Stored items:
____

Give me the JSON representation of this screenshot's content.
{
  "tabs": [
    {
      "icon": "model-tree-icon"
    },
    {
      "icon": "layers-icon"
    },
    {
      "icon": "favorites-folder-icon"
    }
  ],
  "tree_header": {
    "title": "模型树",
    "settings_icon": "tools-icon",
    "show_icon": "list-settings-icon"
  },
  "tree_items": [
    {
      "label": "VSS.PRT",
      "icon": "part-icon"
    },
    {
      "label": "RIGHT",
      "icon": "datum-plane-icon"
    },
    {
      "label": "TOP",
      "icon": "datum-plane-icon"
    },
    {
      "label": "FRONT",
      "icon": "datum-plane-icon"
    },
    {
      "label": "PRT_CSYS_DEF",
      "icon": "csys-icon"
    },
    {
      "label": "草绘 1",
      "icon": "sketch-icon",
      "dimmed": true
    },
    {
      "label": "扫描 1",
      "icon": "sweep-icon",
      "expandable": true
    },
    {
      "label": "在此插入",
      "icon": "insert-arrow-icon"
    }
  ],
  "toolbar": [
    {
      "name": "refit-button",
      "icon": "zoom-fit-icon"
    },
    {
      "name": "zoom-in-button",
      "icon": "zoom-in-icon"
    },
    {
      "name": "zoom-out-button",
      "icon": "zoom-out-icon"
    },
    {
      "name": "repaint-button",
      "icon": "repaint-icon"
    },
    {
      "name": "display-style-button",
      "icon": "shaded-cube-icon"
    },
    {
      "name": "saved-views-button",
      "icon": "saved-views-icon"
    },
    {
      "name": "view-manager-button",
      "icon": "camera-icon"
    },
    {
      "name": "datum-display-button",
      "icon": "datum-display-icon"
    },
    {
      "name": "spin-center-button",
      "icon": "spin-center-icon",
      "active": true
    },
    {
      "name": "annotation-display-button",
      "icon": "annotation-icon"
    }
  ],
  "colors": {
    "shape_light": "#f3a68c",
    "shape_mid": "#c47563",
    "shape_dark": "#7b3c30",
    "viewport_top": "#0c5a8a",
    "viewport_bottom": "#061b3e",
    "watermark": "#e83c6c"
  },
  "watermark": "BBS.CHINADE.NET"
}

____

The request -
Return nothing except the number of lines that include the string "true".

Correct result -
3